BEGIN SUPPLIED ENTRIES

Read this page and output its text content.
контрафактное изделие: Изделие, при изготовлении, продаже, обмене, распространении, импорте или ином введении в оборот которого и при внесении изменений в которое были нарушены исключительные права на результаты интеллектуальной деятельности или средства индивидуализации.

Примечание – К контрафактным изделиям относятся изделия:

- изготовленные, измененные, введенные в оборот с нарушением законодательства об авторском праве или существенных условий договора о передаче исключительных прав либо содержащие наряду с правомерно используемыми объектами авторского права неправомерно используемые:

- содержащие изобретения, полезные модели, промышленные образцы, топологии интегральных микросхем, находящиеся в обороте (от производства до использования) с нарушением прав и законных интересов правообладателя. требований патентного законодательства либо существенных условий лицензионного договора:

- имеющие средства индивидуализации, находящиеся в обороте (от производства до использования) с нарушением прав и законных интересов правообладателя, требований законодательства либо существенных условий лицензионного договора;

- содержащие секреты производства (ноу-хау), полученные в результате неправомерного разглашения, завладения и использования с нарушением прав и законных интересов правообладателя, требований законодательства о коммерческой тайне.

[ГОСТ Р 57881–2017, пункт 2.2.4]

END SUPPLIED ENTRIES

## TASK INSTRUCTIONS
Restate the records, all of them, precisely as written.

## RESPONSE
Read this page and output its text content.
контрафактное изделие: Изделие, при изготовлении, продаже, обмене, распространении, импорте или ином введении в оборот которого и при внесении изменений в которое были нарушены исключительные права на результаты интеллектуальной деятельности или средства индивидуализации.

Примечание – К контрафактным изделиям относятся изделия:

- изготовленные, измененные, введенные в оборот с нарушением законодательства об авторском праве или существенных условий договора о передаче исключительных прав либо содержащие наряду с правомерно используемыми объектами авторского права неправомерно используемые:

- содержащие изобретения, полезные модели, промышленные образцы, топологии интегральных микросхем, находящиеся в обороте (от производства до использования) с нарушением прав и законных интересов правообладателя. требований патентного законодательства либо существенных условий лицензионного договора:

- имеющие средства индивидуализации, находящиеся в обороте (от производства до использования) с нарушением прав и законных интересов правообладателя, требований законодательства либо существенных условий лицензионного договора;

- содержащие секреты производства (ноу-хау), полученные в результате неправомерного разглашения, завладения и использования с нарушением прав и законных интересов правообладателя, требований законодательства о коммерческой тайне.

[ГОСТ Р 57881–2017, пункт 2.2.4]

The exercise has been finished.